*** Begin section ***

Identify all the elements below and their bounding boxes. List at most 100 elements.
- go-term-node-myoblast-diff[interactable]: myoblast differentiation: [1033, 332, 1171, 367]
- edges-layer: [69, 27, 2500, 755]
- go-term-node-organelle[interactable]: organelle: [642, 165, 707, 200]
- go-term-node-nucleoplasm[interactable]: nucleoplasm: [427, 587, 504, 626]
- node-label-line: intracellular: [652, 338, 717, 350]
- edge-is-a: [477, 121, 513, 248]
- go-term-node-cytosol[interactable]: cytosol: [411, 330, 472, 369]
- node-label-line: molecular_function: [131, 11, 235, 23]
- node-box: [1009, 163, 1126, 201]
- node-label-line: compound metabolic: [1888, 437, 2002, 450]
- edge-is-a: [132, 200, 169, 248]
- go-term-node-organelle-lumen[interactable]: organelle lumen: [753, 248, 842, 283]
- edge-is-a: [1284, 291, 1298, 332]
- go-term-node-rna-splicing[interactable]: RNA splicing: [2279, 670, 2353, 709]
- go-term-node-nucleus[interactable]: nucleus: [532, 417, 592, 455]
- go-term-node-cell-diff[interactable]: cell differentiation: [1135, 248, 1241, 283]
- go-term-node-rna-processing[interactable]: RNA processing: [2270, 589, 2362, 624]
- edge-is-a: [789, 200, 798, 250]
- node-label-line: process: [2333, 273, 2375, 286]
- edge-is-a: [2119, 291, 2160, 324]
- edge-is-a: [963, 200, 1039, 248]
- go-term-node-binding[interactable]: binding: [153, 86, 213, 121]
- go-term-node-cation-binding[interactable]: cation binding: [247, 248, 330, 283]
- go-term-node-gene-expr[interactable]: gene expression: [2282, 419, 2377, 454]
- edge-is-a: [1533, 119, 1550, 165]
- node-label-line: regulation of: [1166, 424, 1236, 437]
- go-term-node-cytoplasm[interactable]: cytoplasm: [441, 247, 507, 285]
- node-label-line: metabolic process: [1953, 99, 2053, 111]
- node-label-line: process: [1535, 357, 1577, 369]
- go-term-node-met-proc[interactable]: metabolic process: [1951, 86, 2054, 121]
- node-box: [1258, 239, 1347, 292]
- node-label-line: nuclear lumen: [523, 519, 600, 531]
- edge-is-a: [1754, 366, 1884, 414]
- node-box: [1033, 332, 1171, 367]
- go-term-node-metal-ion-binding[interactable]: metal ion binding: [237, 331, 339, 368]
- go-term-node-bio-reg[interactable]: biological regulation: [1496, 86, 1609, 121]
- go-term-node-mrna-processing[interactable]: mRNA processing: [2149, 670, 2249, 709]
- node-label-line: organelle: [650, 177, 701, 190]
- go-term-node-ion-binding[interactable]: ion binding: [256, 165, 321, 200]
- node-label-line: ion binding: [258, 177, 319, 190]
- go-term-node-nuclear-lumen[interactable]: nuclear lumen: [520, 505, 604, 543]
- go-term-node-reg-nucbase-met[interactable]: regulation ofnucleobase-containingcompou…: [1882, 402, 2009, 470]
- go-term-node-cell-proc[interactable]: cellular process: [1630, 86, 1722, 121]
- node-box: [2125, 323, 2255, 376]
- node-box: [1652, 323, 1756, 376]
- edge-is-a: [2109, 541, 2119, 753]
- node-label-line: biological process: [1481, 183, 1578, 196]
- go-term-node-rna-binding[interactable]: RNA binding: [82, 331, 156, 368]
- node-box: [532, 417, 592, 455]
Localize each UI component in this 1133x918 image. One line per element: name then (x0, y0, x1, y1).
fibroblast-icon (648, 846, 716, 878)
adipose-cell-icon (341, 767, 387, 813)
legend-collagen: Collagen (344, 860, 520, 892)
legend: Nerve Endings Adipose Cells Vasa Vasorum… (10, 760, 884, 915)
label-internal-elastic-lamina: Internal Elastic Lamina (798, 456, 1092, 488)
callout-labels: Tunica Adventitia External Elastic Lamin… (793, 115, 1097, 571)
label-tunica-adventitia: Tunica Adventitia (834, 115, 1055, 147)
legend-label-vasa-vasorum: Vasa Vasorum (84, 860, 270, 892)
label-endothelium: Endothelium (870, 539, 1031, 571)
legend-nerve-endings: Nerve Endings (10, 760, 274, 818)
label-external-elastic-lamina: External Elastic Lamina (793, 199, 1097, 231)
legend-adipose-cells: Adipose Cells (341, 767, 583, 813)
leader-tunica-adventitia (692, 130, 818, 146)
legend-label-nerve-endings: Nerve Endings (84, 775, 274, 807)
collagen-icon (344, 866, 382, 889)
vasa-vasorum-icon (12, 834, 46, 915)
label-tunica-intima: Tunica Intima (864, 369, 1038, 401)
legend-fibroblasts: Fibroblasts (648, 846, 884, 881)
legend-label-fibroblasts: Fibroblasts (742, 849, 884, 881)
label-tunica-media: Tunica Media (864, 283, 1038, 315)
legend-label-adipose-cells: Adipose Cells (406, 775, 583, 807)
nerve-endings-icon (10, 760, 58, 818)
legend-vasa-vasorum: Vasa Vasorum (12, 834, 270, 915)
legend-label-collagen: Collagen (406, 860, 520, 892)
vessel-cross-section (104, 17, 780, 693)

*** End section ***

Reproduce exactly what appears from the line containing "Localize each UI" down to the final line of the data.

:: Expected answer ::
Localize each UI component in this 1133x918 image. One line per element: name then (x0, y0, x1, y1).
fibroblast-icon (648, 846, 716, 878)
adipose-cell-icon (341, 767, 387, 813)
legend-collagen: Collagen (344, 860, 520, 892)
legend: Nerve Endings Adipose Cells Vasa Vasorum… (10, 760, 884, 915)
label-internal-elastic-lamina: Internal Elastic Lamina (798, 456, 1092, 488)
callout-labels: Tunica Adventitia External Elastic Lamin… (793, 115, 1097, 571)
label-tunica-adventitia: Tunica Adventitia (834, 115, 1055, 147)
legend-label-vasa-vasorum: Vasa Vasorum (84, 860, 270, 892)
label-endothelium: Endothelium (870, 539, 1031, 571)
legend-nerve-endings: Nerve Endings (10, 760, 274, 818)
label-external-elastic-lamina: External Elastic Lamina (793, 199, 1097, 231)
legend-adipose-cells: Adipose Cells (341, 767, 583, 813)
leader-tunica-adventitia (692, 130, 818, 146)
legend-label-nerve-endings: Nerve Endings (84, 775, 274, 807)
collagen-icon (344, 866, 382, 889)
vasa-vasorum-icon (12, 834, 46, 915)
label-tunica-intima: Tunica Intima (864, 369, 1038, 401)
legend-fibroblasts: Fibroblasts (648, 846, 884, 881)
legend-label-fibroblasts: Fibroblasts (742, 849, 884, 881)
label-tunica-media: Tunica Media (864, 283, 1038, 315)
legend-label-adipose-cells: Adipose Cells (406, 775, 583, 807)
nerve-endings-icon (10, 760, 58, 818)
legend-vasa-vasorum: Vasa Vasorum (12, 834, 270, 915)
legend-label-collagen: Collagen (406, 860, 520, 892)
vessel-cross-section (104, 17, 780, 693)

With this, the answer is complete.